Check each line of the records below for the string "sterile", then state how many lines contain it, with no other output.
━━━━━ Information supplied ━━━━━
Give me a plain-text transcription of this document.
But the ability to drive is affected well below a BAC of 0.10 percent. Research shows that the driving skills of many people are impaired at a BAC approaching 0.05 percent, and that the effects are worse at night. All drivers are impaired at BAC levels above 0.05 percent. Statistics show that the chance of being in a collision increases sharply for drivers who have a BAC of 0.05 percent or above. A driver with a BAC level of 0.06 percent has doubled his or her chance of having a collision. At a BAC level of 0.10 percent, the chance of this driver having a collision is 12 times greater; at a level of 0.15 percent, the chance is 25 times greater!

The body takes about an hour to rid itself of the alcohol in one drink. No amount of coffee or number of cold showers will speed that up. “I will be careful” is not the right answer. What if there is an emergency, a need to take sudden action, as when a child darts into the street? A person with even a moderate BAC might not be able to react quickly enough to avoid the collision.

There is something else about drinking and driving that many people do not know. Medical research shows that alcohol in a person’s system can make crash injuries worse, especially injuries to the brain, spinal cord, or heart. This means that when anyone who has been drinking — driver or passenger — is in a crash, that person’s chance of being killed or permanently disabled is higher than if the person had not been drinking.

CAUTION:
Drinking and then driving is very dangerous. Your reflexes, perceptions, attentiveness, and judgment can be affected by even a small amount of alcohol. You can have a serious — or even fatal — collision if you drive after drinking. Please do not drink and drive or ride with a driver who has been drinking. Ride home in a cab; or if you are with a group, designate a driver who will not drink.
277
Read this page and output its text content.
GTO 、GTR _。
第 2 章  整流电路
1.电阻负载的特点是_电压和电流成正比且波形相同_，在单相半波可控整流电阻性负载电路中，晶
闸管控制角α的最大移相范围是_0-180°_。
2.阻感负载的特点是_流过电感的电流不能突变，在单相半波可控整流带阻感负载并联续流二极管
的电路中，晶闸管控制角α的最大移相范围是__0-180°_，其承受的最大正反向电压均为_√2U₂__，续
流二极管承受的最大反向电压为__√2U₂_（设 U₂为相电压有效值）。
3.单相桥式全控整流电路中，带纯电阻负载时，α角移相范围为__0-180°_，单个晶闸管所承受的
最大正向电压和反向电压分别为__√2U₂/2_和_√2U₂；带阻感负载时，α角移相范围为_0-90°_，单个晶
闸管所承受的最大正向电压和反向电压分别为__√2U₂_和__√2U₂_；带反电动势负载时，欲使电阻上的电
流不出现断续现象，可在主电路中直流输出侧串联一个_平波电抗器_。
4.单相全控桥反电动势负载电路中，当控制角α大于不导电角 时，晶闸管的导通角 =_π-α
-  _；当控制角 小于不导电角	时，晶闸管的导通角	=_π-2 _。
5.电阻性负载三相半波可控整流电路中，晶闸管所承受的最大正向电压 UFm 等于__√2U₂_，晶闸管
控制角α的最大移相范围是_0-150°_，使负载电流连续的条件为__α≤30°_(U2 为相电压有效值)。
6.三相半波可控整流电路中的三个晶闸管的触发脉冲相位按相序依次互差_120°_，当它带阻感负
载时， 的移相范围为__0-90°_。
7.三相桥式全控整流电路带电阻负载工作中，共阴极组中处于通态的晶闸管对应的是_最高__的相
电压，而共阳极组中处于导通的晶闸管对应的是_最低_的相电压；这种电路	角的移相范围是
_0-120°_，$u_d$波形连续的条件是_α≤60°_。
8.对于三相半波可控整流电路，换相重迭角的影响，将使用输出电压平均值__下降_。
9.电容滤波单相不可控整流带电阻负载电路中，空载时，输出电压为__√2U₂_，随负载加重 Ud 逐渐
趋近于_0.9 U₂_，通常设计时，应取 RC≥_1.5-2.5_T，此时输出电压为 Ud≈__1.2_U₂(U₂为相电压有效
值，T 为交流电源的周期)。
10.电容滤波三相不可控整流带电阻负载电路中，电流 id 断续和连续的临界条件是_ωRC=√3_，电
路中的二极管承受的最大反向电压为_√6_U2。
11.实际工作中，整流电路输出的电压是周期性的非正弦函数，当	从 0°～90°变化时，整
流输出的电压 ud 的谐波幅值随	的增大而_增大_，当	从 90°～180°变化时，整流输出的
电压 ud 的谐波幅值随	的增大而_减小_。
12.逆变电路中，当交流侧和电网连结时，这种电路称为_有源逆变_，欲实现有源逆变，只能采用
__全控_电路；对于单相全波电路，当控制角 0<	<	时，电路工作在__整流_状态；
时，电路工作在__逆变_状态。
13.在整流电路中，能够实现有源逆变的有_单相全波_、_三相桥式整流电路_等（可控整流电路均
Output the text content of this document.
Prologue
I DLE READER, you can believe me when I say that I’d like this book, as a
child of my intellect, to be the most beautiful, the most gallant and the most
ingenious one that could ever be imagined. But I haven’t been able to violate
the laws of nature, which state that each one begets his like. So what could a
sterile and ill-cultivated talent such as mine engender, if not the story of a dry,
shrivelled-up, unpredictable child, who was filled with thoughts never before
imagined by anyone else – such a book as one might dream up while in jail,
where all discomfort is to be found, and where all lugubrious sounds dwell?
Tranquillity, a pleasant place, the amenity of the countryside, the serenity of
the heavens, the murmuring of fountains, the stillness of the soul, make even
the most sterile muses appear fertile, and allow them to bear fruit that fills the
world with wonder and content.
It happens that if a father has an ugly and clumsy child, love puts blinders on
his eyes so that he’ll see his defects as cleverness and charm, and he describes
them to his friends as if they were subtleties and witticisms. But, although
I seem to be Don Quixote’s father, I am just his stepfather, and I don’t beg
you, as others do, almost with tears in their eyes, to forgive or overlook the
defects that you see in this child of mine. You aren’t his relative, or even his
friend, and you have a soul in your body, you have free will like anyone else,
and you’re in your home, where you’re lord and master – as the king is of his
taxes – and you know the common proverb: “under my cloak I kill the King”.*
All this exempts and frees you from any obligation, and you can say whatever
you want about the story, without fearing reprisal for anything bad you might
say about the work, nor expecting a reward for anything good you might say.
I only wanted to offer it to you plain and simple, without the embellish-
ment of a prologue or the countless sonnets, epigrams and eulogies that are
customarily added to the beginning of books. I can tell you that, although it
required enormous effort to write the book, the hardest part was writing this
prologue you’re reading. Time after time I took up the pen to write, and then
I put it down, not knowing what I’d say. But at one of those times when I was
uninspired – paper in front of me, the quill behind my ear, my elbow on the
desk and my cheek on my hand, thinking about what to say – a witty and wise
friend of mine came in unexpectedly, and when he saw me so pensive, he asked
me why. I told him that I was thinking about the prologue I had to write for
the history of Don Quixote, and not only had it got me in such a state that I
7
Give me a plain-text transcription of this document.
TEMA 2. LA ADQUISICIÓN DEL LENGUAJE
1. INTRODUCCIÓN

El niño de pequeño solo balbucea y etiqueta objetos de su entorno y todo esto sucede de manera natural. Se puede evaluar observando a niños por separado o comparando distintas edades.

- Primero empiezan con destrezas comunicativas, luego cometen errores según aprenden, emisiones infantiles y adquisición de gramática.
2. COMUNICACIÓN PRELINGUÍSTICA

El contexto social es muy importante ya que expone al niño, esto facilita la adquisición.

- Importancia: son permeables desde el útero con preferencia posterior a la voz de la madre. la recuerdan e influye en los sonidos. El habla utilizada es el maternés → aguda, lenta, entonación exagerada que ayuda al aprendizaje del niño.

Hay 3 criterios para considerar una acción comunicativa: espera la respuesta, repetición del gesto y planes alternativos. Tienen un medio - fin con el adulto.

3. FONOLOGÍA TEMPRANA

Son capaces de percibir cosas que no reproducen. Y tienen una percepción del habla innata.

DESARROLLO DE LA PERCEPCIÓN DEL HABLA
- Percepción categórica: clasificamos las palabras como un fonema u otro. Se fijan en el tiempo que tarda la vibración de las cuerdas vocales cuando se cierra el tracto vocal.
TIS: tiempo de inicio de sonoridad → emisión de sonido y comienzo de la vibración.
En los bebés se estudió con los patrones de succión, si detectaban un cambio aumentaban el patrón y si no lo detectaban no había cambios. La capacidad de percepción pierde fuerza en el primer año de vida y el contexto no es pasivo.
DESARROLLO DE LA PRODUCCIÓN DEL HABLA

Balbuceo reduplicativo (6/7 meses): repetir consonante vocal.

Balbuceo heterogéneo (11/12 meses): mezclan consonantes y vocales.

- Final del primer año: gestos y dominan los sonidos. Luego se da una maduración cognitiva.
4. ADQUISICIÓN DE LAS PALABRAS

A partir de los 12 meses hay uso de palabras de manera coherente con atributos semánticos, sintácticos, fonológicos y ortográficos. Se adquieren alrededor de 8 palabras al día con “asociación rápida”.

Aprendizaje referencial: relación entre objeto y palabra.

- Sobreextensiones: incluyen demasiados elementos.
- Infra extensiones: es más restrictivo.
━━━━━
§ **Written solution**:
2